* [Objective]: Every line that holds the string "Arabia" is to be identified and copied.

Data records

---

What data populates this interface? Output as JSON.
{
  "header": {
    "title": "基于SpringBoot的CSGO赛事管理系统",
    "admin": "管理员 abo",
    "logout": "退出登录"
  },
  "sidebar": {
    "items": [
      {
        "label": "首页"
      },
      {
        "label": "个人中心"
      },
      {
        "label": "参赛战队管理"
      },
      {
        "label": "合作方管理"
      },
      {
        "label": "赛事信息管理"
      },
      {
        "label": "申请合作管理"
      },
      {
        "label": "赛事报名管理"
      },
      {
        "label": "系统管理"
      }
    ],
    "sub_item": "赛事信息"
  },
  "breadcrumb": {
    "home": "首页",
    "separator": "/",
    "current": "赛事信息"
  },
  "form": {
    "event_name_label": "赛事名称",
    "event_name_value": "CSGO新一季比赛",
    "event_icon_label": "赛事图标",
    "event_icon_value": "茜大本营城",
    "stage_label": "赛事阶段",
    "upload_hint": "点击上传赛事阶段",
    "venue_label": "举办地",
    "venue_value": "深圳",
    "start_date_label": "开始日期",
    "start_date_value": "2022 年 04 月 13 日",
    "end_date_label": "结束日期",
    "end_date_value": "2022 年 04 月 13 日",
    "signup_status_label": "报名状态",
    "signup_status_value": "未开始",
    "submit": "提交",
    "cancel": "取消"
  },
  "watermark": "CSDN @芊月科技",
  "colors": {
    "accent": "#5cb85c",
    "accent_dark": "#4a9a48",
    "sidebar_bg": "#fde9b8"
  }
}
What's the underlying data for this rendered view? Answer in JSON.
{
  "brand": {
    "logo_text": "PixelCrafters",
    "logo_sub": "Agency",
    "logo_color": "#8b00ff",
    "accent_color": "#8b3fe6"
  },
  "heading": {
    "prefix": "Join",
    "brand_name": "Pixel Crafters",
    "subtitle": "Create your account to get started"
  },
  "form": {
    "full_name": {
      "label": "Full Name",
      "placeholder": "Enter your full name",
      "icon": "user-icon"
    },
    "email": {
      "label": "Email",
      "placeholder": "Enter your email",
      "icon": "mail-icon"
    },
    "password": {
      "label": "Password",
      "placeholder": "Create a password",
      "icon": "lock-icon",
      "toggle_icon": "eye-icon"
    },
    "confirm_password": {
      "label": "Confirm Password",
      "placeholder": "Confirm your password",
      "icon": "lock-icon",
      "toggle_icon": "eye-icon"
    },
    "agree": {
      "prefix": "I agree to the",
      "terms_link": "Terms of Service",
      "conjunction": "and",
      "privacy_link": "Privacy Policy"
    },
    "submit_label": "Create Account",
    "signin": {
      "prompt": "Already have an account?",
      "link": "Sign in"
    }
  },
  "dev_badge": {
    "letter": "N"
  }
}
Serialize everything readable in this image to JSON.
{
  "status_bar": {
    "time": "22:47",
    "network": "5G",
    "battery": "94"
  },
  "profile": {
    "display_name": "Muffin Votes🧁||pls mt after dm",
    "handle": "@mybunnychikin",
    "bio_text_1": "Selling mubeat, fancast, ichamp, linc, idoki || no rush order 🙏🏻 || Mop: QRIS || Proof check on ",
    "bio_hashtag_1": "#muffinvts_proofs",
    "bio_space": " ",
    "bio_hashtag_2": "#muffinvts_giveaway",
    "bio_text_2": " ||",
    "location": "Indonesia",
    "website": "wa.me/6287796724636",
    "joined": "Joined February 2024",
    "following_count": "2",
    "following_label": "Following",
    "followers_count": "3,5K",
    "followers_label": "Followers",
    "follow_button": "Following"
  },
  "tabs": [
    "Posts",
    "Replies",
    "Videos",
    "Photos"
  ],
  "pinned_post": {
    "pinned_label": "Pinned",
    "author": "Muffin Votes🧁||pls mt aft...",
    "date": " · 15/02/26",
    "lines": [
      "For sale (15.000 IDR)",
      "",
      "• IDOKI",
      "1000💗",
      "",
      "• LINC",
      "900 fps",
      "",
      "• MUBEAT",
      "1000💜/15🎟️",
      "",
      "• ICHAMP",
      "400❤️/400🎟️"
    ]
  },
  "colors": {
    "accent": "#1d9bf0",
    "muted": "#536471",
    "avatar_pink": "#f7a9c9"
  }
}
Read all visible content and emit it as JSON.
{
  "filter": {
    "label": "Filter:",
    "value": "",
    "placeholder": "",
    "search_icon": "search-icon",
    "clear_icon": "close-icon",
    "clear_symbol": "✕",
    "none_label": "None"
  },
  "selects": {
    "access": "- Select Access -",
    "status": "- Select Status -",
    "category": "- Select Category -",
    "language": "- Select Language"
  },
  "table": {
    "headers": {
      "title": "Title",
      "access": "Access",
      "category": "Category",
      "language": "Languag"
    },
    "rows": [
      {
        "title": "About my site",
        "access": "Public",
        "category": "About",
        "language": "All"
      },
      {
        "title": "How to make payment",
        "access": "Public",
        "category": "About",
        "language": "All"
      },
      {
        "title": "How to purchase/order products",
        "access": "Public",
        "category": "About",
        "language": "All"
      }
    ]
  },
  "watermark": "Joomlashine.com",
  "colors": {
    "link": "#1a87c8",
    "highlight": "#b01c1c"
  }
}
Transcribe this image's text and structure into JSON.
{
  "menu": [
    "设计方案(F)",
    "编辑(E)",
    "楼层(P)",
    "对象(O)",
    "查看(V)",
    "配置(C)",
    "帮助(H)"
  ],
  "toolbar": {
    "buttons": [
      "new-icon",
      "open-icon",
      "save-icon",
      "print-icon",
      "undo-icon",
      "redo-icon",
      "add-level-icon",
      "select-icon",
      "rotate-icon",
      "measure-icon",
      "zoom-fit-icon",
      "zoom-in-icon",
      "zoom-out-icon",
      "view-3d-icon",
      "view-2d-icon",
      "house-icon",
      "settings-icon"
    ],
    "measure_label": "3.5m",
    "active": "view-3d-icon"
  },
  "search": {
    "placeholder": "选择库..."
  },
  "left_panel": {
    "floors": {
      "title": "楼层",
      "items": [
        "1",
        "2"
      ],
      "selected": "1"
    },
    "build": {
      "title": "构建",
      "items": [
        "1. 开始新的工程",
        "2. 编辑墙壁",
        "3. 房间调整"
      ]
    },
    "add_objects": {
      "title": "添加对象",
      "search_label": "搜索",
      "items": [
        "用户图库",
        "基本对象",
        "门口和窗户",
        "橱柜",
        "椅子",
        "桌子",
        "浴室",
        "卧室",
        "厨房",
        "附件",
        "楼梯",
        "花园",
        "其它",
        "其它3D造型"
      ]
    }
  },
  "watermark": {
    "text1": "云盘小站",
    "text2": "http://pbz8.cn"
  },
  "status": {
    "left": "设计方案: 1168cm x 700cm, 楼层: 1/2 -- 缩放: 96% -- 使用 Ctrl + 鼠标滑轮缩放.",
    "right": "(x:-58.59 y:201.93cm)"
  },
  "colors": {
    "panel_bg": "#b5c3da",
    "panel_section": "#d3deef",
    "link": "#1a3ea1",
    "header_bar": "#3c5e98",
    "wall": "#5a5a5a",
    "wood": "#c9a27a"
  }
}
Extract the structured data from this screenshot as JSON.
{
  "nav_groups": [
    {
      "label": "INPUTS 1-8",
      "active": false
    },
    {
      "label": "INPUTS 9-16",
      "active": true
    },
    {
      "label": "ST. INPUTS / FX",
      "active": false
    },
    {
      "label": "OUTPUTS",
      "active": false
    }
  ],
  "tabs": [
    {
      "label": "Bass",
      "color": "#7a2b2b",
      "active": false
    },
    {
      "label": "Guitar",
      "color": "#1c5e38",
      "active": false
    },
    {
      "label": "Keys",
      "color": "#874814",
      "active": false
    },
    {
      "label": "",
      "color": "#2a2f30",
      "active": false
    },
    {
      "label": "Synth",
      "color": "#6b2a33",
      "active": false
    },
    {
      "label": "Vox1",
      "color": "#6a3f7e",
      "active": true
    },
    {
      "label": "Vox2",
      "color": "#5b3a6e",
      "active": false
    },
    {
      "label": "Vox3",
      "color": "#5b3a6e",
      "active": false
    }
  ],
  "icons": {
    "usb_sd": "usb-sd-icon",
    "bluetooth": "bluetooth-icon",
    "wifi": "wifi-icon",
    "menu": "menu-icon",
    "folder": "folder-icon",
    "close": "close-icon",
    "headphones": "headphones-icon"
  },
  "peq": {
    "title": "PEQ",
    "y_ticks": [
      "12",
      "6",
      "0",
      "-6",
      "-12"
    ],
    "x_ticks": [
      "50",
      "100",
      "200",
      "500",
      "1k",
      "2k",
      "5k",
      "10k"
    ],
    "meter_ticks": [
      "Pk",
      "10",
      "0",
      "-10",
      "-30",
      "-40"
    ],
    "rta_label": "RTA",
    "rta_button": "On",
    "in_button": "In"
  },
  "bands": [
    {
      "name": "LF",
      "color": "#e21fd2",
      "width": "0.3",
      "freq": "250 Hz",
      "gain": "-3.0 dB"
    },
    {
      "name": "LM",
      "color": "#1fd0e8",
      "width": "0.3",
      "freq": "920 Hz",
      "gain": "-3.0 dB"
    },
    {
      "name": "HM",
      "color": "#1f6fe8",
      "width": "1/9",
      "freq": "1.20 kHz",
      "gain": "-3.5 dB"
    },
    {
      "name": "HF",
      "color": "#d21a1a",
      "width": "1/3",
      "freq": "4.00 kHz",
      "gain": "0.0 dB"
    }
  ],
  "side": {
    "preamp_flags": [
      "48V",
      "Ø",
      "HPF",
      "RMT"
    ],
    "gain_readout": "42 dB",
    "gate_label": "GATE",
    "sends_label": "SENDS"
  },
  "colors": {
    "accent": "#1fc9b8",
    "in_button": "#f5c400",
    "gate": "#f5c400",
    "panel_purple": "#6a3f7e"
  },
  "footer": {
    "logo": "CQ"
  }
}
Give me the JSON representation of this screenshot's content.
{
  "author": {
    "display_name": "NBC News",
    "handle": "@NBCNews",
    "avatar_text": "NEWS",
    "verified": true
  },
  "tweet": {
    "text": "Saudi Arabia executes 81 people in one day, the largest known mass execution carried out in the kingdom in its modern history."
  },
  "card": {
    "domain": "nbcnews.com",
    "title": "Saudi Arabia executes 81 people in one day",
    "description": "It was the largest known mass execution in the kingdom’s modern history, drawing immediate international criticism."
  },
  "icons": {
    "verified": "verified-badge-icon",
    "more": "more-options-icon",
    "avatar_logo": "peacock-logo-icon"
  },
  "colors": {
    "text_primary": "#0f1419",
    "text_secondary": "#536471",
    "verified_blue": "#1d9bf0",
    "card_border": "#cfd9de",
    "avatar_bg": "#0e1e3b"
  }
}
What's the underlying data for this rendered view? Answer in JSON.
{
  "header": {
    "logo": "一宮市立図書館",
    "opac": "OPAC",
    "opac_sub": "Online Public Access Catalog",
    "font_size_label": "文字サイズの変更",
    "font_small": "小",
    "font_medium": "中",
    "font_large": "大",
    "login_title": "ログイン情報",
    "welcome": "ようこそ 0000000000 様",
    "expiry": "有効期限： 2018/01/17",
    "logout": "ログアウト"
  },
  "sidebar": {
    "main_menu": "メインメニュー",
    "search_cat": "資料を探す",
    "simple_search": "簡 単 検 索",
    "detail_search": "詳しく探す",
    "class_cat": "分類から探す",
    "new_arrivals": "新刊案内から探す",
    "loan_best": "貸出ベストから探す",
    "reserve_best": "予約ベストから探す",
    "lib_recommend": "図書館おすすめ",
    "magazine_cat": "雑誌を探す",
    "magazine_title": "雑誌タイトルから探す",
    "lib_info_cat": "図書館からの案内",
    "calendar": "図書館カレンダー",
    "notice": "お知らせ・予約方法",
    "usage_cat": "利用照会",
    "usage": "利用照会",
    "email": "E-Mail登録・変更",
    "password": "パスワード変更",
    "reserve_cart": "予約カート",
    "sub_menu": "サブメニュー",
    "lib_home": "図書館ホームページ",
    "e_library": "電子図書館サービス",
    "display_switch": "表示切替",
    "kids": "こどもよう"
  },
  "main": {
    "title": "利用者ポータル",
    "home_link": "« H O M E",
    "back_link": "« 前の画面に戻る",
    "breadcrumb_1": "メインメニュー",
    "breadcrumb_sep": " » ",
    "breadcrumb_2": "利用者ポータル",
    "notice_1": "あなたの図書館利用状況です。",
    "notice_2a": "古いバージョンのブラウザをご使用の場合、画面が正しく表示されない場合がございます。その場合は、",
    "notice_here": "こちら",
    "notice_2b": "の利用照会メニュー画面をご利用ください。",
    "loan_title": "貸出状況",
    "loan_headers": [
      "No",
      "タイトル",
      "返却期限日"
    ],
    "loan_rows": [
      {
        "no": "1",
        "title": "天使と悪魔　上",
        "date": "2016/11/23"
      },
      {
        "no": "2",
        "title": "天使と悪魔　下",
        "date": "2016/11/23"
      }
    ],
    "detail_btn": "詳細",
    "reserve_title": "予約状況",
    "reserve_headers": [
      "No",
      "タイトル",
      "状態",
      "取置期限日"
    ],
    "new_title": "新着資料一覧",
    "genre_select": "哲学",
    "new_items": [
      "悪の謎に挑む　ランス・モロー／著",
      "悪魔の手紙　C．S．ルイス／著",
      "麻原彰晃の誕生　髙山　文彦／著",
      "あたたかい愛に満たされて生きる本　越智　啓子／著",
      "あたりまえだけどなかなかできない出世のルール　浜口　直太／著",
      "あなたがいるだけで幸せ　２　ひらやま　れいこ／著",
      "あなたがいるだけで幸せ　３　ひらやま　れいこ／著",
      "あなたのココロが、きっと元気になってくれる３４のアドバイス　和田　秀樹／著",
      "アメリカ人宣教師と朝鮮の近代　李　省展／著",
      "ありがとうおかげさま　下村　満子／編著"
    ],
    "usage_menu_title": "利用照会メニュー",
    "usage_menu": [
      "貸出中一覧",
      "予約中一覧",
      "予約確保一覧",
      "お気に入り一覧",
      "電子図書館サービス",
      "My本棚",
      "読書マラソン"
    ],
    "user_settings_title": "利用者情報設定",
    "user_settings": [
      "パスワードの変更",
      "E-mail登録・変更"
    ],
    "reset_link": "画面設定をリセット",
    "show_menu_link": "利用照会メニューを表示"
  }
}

---

* [Solution]:
    "text": "Saudi Arabia executes 81 people in one day, the largest known mass execution carried out in the kingdom in its modern history."
    "title": "Saudi Arabia executes 81 people in one day",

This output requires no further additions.